▶ _EXERCISE OBJECTIVE_: Where a line contains the word "name", copy that line in full.

BEGIN GIVEN DATA

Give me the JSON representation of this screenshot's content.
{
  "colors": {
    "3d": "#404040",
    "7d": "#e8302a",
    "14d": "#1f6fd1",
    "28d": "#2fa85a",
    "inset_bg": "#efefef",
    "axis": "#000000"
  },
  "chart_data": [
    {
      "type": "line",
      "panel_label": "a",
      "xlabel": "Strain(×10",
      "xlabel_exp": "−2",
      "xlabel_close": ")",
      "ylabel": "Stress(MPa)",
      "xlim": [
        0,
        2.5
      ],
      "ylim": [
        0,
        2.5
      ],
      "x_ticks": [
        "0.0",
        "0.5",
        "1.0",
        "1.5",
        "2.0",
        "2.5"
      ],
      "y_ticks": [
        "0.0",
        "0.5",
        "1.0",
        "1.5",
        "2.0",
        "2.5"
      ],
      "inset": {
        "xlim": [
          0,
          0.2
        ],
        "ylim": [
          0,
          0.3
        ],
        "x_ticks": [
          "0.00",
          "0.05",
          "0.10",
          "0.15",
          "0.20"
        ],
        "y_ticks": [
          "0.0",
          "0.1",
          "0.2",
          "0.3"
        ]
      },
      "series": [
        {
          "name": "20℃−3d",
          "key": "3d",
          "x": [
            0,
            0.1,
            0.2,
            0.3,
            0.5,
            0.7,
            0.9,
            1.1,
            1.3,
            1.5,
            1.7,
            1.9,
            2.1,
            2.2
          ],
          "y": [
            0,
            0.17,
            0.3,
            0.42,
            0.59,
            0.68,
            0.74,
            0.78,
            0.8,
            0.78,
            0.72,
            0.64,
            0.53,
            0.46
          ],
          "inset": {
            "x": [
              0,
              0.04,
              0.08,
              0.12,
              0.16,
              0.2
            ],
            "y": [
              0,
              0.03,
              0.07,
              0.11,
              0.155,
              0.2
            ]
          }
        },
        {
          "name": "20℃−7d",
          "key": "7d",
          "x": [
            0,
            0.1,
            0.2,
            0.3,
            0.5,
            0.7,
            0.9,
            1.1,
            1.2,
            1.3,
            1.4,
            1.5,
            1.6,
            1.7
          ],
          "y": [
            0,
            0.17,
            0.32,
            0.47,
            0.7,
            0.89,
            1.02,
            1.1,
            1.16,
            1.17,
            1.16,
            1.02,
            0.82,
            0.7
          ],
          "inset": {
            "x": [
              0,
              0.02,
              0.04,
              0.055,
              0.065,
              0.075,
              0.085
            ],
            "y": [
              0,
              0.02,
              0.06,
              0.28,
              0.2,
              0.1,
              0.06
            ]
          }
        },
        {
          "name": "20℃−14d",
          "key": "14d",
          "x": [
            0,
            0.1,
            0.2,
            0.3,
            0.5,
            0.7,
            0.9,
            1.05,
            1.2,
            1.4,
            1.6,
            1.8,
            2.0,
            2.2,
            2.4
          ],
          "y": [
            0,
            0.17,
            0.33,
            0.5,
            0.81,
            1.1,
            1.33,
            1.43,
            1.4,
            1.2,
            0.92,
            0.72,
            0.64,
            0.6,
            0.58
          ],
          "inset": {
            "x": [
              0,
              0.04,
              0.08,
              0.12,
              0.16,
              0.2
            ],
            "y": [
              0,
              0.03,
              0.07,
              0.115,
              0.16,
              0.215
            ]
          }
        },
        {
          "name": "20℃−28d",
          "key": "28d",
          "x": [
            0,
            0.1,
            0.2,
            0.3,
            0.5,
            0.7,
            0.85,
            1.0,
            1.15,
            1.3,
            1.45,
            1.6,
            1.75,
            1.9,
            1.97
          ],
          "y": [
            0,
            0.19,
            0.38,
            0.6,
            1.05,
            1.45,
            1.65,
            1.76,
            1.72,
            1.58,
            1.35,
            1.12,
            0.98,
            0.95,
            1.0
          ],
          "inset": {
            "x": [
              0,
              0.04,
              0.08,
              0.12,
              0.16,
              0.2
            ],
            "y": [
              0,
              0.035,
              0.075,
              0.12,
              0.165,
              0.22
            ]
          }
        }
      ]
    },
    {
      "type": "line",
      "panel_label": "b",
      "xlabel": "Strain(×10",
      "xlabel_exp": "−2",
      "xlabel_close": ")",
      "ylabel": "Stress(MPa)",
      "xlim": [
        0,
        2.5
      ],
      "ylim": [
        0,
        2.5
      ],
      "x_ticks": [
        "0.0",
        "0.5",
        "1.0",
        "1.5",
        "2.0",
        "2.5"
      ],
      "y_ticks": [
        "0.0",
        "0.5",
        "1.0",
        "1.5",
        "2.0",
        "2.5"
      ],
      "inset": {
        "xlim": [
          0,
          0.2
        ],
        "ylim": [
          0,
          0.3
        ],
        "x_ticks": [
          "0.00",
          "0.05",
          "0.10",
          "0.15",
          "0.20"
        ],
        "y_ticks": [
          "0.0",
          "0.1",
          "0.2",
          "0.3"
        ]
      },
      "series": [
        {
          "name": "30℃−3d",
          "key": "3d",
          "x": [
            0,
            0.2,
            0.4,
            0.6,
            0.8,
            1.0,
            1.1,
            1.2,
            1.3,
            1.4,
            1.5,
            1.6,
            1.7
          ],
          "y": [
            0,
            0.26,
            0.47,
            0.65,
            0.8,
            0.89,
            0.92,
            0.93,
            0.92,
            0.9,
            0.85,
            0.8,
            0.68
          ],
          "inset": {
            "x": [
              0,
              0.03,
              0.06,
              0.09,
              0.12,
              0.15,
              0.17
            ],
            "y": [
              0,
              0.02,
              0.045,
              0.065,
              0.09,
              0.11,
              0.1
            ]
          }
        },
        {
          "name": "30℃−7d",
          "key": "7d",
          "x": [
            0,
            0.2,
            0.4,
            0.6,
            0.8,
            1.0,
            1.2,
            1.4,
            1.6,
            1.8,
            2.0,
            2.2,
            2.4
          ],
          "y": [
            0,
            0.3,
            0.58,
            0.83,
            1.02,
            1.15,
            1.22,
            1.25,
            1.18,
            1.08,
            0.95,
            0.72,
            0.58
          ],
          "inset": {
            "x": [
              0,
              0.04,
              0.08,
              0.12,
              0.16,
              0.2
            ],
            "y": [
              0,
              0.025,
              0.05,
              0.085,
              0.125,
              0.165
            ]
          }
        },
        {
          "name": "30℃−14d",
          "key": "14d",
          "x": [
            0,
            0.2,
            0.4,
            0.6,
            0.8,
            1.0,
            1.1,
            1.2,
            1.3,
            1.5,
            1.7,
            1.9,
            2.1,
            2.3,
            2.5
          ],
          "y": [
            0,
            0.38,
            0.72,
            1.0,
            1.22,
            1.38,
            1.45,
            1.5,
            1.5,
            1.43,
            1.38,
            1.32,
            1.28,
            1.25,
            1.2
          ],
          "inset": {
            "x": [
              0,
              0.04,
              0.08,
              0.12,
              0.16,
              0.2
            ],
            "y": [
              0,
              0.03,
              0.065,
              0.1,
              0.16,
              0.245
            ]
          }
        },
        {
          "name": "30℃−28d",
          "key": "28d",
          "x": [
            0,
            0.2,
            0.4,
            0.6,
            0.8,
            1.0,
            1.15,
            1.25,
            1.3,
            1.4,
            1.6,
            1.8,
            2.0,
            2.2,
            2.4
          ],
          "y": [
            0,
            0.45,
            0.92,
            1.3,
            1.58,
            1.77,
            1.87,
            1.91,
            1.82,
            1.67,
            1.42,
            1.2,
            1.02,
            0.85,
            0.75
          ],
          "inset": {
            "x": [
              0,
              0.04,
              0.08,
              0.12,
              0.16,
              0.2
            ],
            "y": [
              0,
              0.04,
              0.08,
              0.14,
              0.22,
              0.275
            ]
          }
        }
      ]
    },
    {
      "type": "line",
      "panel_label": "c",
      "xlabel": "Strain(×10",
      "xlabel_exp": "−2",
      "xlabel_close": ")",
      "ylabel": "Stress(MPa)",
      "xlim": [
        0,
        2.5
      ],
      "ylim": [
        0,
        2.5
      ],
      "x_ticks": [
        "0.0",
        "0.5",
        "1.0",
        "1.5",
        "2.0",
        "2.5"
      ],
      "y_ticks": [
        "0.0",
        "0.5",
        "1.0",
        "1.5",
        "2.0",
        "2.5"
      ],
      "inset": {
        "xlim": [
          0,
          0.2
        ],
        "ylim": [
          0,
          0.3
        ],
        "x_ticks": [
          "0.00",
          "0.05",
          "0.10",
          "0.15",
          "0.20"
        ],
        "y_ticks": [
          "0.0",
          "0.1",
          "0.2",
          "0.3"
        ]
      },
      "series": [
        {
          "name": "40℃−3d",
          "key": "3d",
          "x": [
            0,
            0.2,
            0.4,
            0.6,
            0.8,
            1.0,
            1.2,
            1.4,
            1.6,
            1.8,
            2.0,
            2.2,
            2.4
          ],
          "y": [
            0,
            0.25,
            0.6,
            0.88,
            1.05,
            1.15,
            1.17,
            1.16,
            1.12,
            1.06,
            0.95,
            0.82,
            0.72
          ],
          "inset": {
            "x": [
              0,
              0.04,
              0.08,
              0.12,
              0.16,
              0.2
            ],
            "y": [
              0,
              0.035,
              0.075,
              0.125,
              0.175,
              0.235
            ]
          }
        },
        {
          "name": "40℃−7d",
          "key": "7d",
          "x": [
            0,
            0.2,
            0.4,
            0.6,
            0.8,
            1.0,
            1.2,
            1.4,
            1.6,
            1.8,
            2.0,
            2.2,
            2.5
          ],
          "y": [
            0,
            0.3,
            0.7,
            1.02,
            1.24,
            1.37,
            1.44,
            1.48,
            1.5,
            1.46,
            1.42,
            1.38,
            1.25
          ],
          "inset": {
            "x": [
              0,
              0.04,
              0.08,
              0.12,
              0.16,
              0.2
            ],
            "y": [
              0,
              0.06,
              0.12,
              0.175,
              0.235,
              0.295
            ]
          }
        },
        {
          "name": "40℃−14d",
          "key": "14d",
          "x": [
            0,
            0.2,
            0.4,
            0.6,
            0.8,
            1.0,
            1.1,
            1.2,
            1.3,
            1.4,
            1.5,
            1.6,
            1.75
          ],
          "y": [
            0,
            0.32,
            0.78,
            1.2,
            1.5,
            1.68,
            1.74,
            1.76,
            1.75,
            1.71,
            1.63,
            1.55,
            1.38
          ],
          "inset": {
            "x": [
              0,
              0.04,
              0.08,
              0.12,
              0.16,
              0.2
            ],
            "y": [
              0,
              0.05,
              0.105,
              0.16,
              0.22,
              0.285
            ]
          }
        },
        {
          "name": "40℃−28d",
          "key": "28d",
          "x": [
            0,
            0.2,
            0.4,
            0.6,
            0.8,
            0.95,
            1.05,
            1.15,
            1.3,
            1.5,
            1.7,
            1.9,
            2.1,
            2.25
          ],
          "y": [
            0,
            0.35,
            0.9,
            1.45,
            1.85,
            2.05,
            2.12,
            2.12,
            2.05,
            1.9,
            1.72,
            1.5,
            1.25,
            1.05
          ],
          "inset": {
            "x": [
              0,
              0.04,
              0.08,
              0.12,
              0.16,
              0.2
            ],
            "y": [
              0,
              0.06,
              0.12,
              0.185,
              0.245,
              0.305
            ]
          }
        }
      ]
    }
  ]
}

END GIVEN DATA

▶ _ANSWER TO THE PROBLEM_:
          "name": "20℃−3d",
          "name": "20℃−7d",
          "name": "20℃−14d",
          "name": "20℃−28d",
          "name": "30℃−3d",
          "name": "30℃−7d",
          "name": "30℃−14d",
          "name": "30℃−28d",
          "name": "40℃−3d",
          "name": "40℃−7d",
          "name": "40℃−14d",
          "name": "40℃−28d",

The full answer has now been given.